====== Material shown ======

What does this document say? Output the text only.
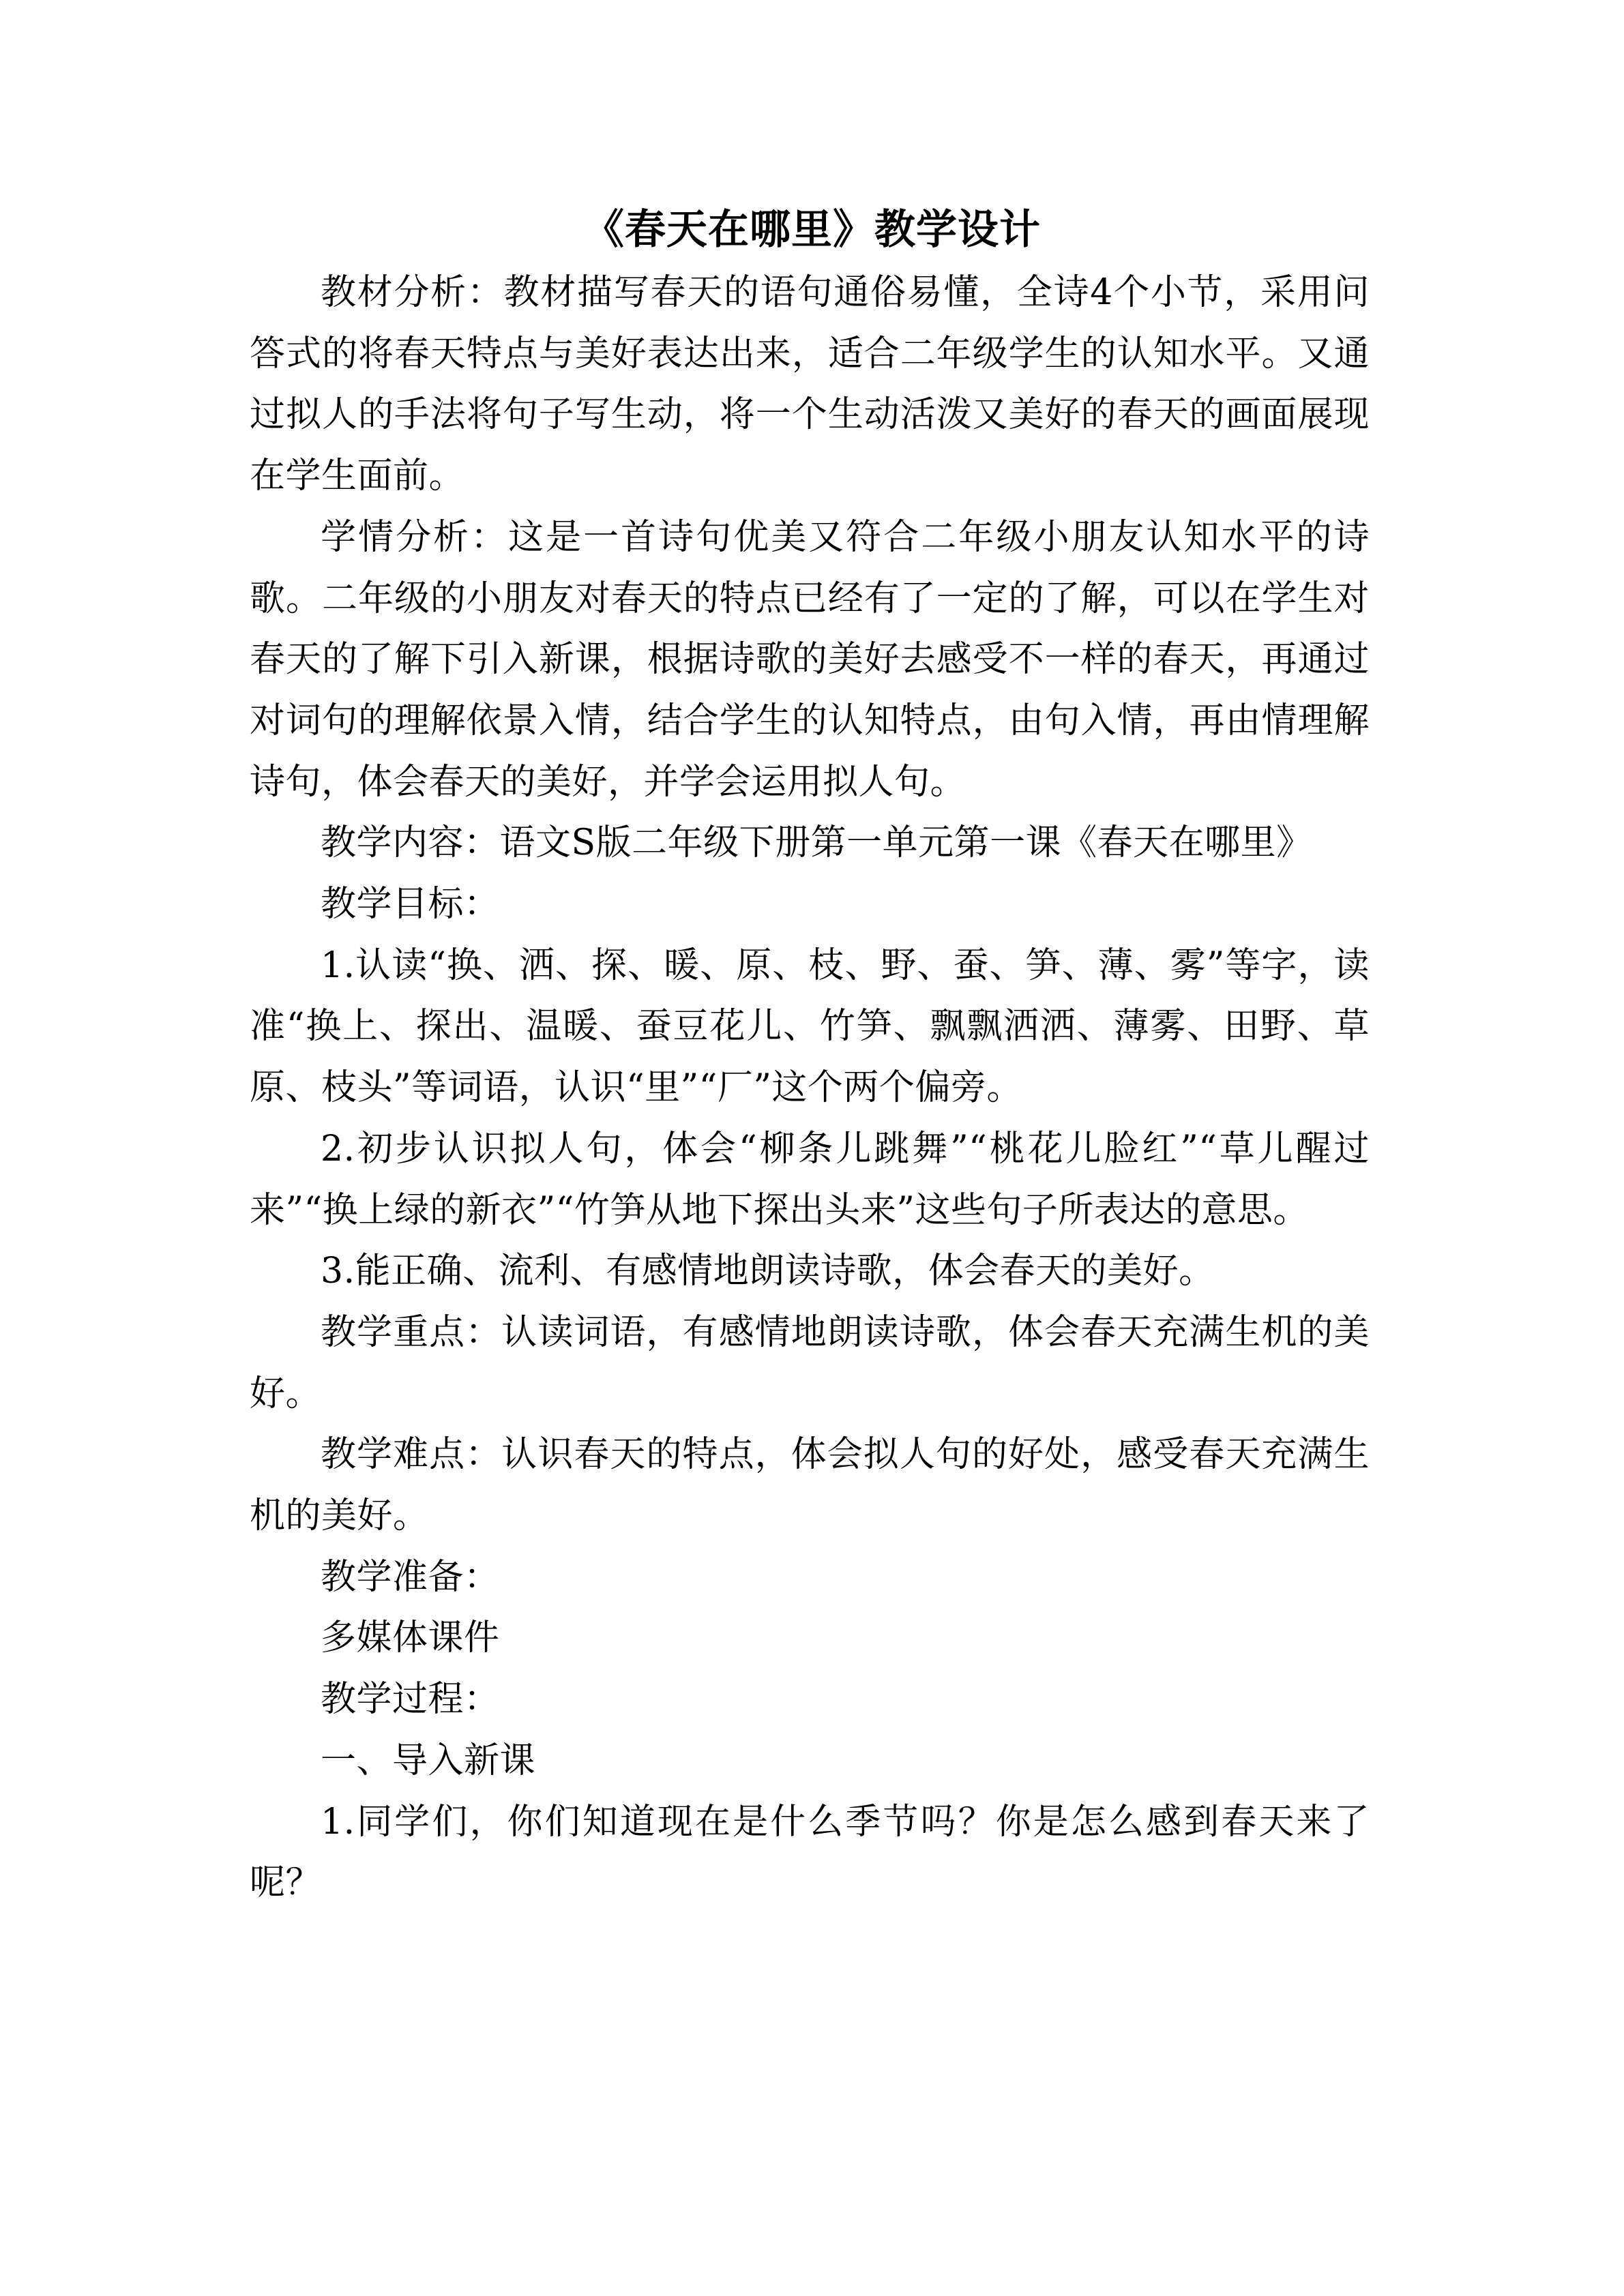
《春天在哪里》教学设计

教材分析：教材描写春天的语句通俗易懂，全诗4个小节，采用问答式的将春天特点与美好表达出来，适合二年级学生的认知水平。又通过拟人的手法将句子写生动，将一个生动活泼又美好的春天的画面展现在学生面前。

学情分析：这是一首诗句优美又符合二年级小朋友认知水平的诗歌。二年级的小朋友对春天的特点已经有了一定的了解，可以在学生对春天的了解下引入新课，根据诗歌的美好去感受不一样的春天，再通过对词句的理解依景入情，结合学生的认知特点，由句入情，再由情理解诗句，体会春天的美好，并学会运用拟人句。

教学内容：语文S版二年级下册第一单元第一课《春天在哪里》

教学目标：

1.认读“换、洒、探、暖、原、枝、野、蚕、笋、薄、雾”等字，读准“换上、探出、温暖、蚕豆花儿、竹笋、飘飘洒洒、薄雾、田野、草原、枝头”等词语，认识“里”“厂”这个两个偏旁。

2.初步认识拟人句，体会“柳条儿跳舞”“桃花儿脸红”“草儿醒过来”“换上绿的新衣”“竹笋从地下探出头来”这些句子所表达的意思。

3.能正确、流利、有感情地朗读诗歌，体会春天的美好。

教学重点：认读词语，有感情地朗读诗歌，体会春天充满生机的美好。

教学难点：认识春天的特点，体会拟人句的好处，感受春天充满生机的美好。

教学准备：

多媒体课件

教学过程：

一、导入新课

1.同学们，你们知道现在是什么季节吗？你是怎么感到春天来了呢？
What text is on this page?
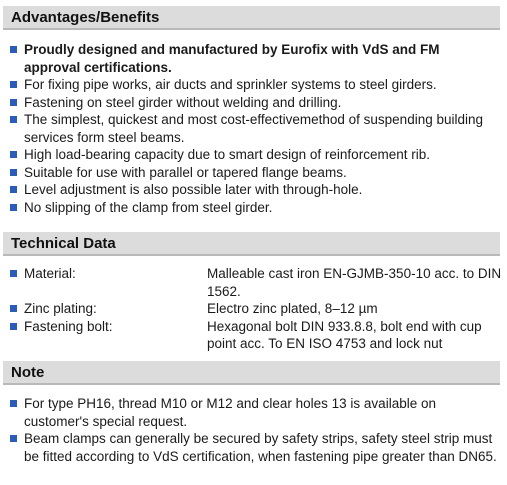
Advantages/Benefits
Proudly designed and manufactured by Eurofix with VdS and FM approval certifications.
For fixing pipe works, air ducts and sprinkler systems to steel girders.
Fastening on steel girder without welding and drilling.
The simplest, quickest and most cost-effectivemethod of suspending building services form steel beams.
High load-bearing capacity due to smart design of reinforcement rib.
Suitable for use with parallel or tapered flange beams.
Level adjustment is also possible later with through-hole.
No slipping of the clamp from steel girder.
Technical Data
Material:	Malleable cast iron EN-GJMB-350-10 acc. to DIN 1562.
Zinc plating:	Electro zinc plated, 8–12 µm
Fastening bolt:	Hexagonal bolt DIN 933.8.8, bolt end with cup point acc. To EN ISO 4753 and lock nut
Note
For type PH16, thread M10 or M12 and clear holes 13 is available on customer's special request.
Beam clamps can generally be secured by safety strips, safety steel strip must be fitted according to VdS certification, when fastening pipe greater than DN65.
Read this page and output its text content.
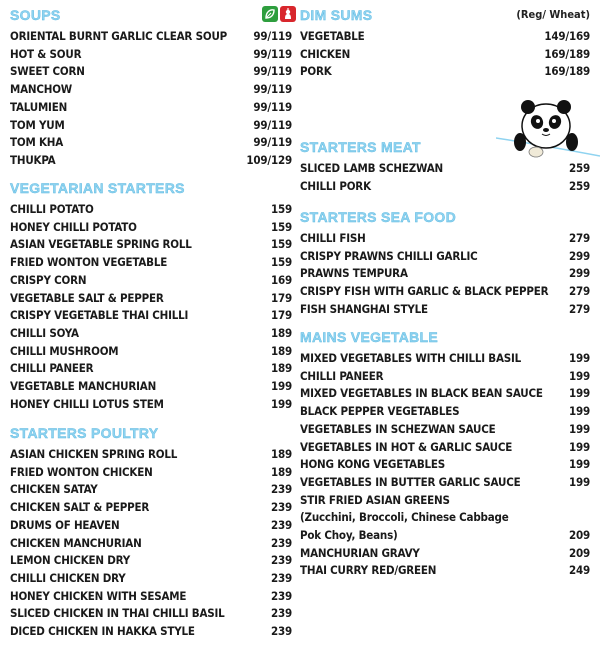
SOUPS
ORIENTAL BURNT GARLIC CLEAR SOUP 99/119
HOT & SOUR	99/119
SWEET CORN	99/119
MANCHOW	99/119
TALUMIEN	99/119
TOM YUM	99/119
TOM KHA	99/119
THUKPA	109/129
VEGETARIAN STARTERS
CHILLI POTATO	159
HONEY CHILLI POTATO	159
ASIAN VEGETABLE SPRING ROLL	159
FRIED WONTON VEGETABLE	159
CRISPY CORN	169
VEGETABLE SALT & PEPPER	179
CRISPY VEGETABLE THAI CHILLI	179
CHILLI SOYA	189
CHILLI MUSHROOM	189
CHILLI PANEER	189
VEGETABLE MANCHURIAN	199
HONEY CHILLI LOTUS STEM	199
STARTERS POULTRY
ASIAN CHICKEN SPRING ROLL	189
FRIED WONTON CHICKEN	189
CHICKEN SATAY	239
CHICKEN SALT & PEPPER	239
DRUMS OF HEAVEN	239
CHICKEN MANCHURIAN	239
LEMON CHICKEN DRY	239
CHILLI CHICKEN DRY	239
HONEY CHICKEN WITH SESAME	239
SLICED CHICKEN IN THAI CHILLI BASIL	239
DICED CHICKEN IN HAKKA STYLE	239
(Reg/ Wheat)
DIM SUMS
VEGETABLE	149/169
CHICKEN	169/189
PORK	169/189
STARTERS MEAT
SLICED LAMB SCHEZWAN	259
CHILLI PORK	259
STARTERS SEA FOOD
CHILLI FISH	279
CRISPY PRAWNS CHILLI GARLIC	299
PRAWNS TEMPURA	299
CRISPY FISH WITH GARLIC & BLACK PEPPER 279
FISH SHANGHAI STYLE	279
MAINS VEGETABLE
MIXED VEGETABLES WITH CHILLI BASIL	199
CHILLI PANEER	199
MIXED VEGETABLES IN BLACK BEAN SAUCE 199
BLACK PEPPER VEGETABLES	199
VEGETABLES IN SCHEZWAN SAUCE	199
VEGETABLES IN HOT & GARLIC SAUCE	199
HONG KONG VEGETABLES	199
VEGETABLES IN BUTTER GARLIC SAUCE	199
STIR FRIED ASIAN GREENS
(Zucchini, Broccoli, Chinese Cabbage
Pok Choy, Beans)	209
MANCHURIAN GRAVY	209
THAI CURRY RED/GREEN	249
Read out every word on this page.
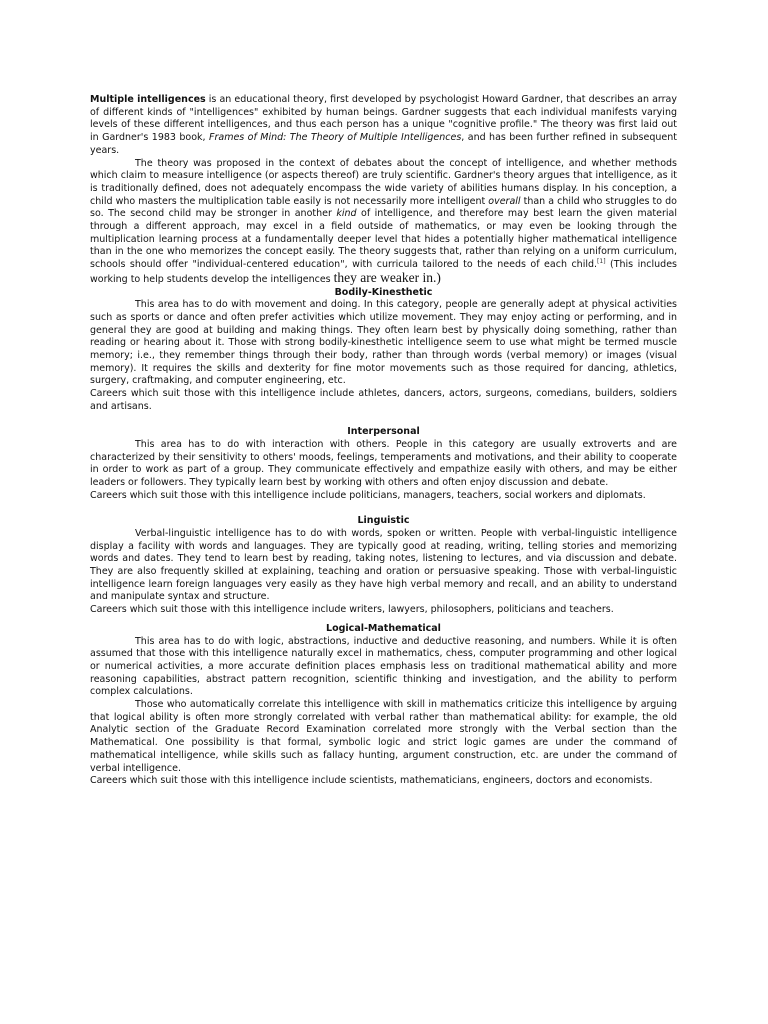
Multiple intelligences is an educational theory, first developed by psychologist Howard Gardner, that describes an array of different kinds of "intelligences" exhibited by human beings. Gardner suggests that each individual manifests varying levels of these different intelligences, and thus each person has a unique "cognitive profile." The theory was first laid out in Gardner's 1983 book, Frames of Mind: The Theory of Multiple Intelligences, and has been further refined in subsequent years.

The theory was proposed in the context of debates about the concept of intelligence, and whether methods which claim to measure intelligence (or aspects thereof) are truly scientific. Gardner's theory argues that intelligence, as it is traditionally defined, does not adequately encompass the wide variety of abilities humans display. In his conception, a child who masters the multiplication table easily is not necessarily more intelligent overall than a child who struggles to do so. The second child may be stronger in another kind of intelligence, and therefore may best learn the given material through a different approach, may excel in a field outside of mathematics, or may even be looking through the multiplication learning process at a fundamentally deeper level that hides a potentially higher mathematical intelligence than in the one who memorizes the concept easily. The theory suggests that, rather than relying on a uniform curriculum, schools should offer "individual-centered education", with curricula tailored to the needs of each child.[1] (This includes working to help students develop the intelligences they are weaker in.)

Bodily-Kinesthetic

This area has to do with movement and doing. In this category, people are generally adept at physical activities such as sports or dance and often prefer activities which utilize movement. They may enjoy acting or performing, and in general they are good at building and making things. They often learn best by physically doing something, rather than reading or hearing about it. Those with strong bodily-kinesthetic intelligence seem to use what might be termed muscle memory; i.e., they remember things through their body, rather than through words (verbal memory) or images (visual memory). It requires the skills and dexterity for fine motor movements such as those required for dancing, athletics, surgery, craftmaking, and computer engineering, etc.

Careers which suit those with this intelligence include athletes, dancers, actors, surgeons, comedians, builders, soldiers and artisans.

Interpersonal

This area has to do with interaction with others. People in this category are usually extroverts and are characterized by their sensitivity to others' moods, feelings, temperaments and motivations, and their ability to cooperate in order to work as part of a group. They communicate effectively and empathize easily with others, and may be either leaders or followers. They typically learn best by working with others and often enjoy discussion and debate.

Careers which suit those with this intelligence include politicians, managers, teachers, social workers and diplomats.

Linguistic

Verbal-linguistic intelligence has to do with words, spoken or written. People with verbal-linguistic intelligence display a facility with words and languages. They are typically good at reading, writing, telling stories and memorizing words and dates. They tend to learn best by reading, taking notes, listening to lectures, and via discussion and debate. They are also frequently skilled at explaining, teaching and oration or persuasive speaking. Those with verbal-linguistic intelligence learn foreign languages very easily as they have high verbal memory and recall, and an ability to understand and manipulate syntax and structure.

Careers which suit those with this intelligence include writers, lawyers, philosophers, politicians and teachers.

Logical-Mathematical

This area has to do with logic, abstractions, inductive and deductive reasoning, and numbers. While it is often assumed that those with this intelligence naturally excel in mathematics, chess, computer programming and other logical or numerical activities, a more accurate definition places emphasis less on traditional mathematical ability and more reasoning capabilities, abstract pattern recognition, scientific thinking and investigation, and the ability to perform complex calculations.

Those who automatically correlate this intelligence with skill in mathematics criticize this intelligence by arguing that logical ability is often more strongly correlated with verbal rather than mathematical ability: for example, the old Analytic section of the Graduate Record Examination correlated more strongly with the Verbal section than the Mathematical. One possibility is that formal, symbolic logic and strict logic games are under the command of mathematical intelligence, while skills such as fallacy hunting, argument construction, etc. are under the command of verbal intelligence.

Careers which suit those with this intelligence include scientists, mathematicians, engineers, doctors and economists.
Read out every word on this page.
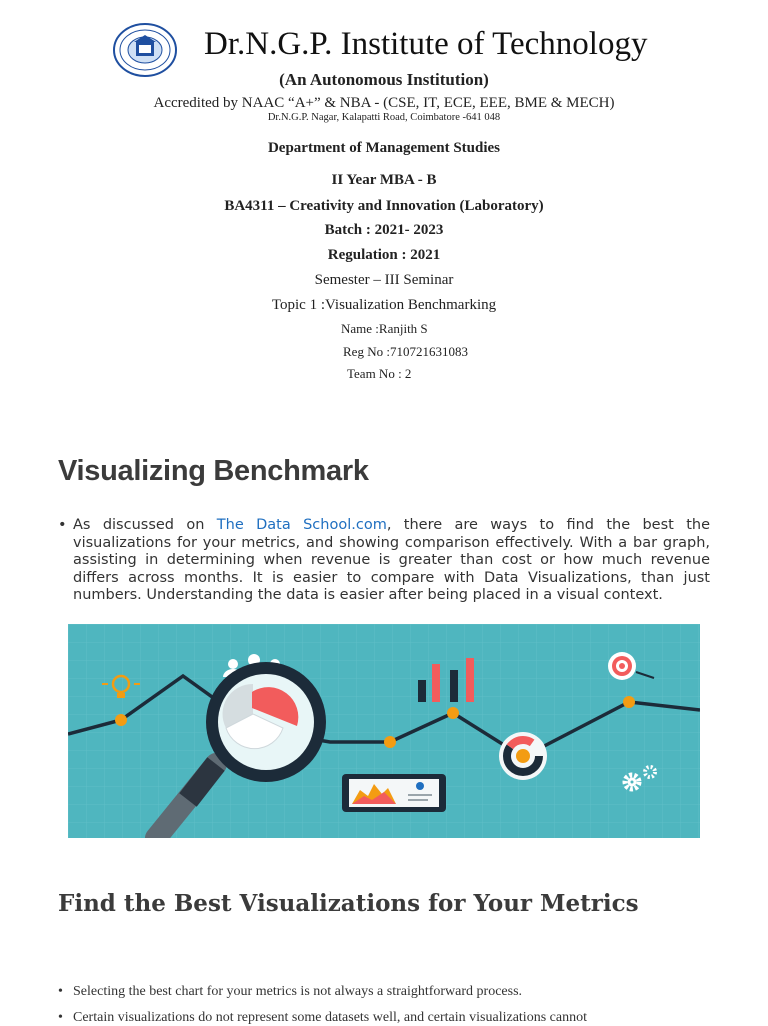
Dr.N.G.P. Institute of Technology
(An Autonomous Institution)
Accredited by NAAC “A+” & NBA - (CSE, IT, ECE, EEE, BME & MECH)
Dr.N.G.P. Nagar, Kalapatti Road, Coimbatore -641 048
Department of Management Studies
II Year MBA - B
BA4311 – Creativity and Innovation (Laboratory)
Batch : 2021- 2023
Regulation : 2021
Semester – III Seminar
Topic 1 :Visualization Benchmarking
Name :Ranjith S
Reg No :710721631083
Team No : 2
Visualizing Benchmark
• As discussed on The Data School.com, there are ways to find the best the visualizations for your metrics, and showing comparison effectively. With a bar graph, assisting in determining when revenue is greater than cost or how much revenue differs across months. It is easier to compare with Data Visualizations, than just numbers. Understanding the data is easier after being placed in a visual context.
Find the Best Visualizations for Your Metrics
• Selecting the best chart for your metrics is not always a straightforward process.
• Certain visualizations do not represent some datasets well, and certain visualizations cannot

======

Given exercise: Write down every line of the data above that includes the string "Careers".

Expected answer:
Careers which suit those with this intelligence include athletes, dancers, actors, surgeons, comedians, builders, soldiers and artisans.
Careers which suit those with this intelligence include politicians, managers, teachers, social workers and diplomats.
Careers which suit those with this intelligence include writers, lawyers, philosophers, politicians and teachers.
Careers which suit those with this intelligence include scientists, mathematicians, engineers, doctors and economists.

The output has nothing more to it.